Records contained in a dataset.
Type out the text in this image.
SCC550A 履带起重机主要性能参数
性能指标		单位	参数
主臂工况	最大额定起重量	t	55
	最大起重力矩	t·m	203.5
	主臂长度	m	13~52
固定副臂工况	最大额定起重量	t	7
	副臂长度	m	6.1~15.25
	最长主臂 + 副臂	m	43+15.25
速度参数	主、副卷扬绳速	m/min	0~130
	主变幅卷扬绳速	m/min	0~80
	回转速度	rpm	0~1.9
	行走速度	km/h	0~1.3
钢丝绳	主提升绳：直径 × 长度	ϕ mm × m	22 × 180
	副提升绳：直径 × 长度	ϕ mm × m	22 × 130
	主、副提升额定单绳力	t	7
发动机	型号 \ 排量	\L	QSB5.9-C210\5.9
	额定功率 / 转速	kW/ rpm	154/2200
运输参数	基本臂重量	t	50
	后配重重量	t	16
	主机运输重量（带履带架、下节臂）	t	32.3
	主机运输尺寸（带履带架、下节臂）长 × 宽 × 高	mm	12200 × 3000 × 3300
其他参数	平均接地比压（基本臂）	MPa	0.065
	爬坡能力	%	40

WHAT YOU WILL DO. Repeat the preceding lines exactly, please, every one of them.

RESULT FOR THIS TASK.
Type out the text in this image.
SCC550A 履带起重机主要性能参数
性能指标		单位	参数
主臂工况	最大额定起重量	t	55
	最大起重力矩	t·m	203.5
	主臂长度	m	13~52
固定副臂工况	最大额定起重量	t	7
	副臂长度	m	6.1~15.25
	最长主臂 + 副臂	m	43+15.25
速度参数	主、副卷扬绳速	m/min	0~130
	主变幅卷扬绳速	m/min	0~80
	回转速度	rpm	0~1.9
	行走速度	km/h	0~1.3
钢丝绳	主提升绳：直径 × 长度	ϕ mm × m	22 × 180
	副提升绳：直径 × 长度	ϕ mm × m	22 × 130
	主、副提升额定单绳力	t	7
发动机	型号 \ 排量	\L	QSB5.9-C210\5.9
	额定功率 / 转速	kW/ rpm	154/2200
运输参数	基本臂重量	t	50
	后配重重量	t	16
	主机运输重量（带履带架、下节臂）	t	32.3
	主机运输尺寸（带履带架、下节臂）长 × 宽 × 高	mm	12200 × 3000 × 3300
其他参数	平均接地比压（基本臂）	MPa	0.065
	爬坡能力	%	40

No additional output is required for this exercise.